* [Instructions to follow]: Repeat the listing in full, exactly as it stands.

[Raw records]
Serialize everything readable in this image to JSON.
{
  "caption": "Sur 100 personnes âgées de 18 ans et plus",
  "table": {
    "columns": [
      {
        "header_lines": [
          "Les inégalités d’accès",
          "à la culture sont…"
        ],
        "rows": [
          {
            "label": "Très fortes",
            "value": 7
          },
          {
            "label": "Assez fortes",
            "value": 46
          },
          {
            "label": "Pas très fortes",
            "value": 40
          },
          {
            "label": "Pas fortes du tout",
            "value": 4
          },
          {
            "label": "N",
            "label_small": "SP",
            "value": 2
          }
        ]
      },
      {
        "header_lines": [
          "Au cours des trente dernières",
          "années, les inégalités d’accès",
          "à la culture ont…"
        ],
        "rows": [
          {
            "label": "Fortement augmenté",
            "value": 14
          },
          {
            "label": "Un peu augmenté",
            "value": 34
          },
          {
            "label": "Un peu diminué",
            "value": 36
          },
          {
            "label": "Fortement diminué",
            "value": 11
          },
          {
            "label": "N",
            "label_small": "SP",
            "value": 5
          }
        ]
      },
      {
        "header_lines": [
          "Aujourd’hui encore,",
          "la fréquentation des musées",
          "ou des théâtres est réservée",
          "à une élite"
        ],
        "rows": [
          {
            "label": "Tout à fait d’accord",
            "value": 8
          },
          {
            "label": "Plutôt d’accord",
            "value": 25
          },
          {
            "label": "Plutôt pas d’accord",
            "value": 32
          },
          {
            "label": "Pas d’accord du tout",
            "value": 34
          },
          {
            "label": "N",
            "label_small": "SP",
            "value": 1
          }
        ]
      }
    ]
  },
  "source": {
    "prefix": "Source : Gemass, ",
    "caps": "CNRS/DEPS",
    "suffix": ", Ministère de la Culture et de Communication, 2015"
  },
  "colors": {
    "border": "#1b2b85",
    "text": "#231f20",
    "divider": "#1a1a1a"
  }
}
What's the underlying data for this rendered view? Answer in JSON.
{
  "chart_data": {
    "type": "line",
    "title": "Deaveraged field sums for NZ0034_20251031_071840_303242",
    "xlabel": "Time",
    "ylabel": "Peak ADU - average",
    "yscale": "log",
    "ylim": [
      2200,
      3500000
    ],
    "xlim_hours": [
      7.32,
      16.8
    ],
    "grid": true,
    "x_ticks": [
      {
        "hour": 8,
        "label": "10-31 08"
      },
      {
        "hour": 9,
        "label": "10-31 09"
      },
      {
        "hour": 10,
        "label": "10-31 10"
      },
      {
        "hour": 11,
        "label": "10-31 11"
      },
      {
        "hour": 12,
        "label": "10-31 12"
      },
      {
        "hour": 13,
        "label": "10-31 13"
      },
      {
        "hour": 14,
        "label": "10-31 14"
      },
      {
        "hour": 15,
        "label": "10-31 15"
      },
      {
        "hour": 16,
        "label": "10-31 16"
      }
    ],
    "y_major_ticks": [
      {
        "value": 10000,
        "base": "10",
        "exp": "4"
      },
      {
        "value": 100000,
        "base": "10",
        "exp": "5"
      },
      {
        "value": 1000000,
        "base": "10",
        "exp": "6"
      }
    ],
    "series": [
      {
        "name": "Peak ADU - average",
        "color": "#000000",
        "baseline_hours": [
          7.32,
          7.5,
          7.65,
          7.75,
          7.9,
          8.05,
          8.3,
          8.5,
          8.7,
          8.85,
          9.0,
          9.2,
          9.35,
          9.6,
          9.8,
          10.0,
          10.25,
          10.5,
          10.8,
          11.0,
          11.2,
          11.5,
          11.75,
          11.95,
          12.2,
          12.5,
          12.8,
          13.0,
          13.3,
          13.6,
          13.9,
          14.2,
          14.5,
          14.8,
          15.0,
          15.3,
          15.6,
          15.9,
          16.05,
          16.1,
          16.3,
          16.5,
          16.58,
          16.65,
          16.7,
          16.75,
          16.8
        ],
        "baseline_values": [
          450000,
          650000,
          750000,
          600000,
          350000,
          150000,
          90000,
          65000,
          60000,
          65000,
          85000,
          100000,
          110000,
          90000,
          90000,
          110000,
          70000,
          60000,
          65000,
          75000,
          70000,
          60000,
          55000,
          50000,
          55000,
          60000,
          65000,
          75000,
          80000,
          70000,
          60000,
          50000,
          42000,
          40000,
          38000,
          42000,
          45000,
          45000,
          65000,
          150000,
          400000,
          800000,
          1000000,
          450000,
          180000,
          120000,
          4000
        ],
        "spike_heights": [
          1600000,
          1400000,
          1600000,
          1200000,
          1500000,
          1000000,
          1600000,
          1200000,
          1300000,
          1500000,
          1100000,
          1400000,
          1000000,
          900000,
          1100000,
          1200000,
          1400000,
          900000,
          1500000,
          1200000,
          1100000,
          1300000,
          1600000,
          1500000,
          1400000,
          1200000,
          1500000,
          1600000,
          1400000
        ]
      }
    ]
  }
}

* [Finished answer]:
Serialize everything readable in this image to JSON.
{
  "caption": "Sur 100 personnes âgées de 18 ans et plus",
  "table": {
    "columns": [
      {
        "header_lines": [
          "Les inégalités d’accès",
          "à la culture sont…"
        ],
        "rows": [
          {
            "label": "Très fortes",
            "value": 7
          },
          {
            "label": "Assez fortes",
            "value": 46
          },
          {
            "label": "Pas très fortes",
            "value": 40
          },
          {
            "label": "Pas fortes du tout",
            "value": 4
          },
          {
            "label": "N",
            "label_small": "SP",
            "value": 2
          }
        ]
      },
      {
        "header_lines": [
          "Au cours des trente dernières",
          "années, les inégalités d’accès",
          "à la culture ont…"
        ],
        "rows": [
          {
            "label": "Fortement augmenté",
            "value": 14
          },
          {
            "label": "Un peu augmenté",
            "value": 34
          },
          {
            "label": "Un peu diminué",
            "value": 36
          },
          {
            "label": "Fortement diminué",
            "value": 11
          },
          {
            "label": "N",
            "label_small": "SP",
            "value": 5
          }
        ]
      },
      {
        "header_lines": [
          "Aujourd’hui encore,",
          "la fréquentation des musées",
          "ou des théâtres est réservée",
          "à une élite"
        ],
        "rows": [
          {
            "label": "Tout à fait d’accord",
            "value": 8
          },
          {
            "label": "Plutôt d’accord",
            "value": 25
          },
          {
            "label": "Plutôt pas d’accord",
            "value": 32
          },
          {
            "label": "Pas d’accord du tout",
            "value": 34
          },
          {
            "label": "N",
            "label_small": "SP",
            "value": 1
          }
        ]
      }
    ]
  },
  "source": {
    "prefix": "Source : Gemass, ",
    "caps": "CNRS/DEPS",
    "suffix": ", Ministère de la Culture et de Communication, 2015"
  },
  "colors": {
    "border": "#1b2b85",
    "text": "#231f20",
    "divider": "#1a1a1a"
  }
}
What's the underlying data for this rendered view? Answer in JSON.
{
  "chart_data": {
    "type": "line",
    "title": "Deaveraged field sums for NZ0034_20251031_071840_303242",
    "xlabel": "Time",
    "ylabel": "Peak ADU - average",
    "yscale": "log",
    "ylim": [
      2200,
      3500000
    ],
    "xlim_hours": [
      7.32,
      16.8
    ],
    "grid": true,
    "x_ticks": [
      {
        "hour": 8,
        "label": "10-31 08"
      },
      {
        "hour": 9,
        "label": "10-31 09"
      },
      {
        "hour": 10,
        "label": "10-31 10"
      },
      {
        "hour": 11,
        "label": "10-31 11"
      },
      {
        "hour": 12,
        "label": "10-31 12"
      },
      {
        "hour": 13,
        "label": "10-31 13"
      },
      {
        "hour": 14,
        "label": "10-31 14"
      },
      {
        "hour": 15,
        "label": "10-31 15"
      },
      {
        "hour": 16,
        "label": "10-31 16"
      }
    ],
    "y_major_ticks": [
      {
        "value": 10000,
        "base": "10",
        "exp": "4"
      },
      {
        "value": 100000,
        "base": "10",
        "exp": "5"
      },
      {
        "value": 1000000,
        "base": "10",
        "exp": "6"
      }
    ],
    "series": [
      {
        "name": "Peak ADU - average",
        "color": "#000000",
        "baseline_hours": [
          7.32,
          7.5,
          7.65,
          7.75,
          7.9,
          8.05,
          8.3,
          8.5,
          8.7,
          8.85,
          9.0,
          9.2,
          9.35,
          9.6,
          9.8,
          10.0,
          10.25,
          10.5,
          10.8,
          11.0,
          11.2,
          11.5,
          11.75,
          11.95,
          12.2,
          12.5,
          12.8,
          13.0,
          13.3,
          13.6,
          13.9,
          14.2,
          14.5,
          14.8,
          15.0,
          15.3,
          15.6,
          15.9,
          16.05,
          16.1,
          16.3,
          16.5,
          16.58,
          16.65,
          16.7,
          16.75,
          16.8
        ],
        "baseline_values": [
          450000,
          650000,
          750000,
          600000,
          350000,
          150000,
          90000,
          65000,
          60000,
          65000,
          85000,
          100000,
          110000,
          90000,
          90000,
          110000,
          70000,
          60000,
          65000,
          75000,
          70000,
          60000,
          55000,
          50000,
          55000,
          60000,
          65000,
          75000,
          80000,
          70000,
          60000,
          50000,
          42000,
          40000,
          38000,
          42000,
          45000,
          45000,
          65000,
          150000,
          400000,
          800000,
          1000000,
          450000,
          180000,
          120000,
          4000
        ],
        "spike_heights": [
          1600000,
          1400000,
          1600000,
          1200000,
          1500000,
          1000000,
          1600000,
          1200000,
          1300000,
          1500000,
          1100000,
          1400000,
          1000000,
          900000,
          1100000,
          1200000,
          1400000,
          900000,
          1500000,
          1200000,
          1100000,
          1300000,
          1600000,
          1500000,
          1400000,
          1200000,
          1500000,
          1600000,
          1400000
        ]
      }
    ]
  }
}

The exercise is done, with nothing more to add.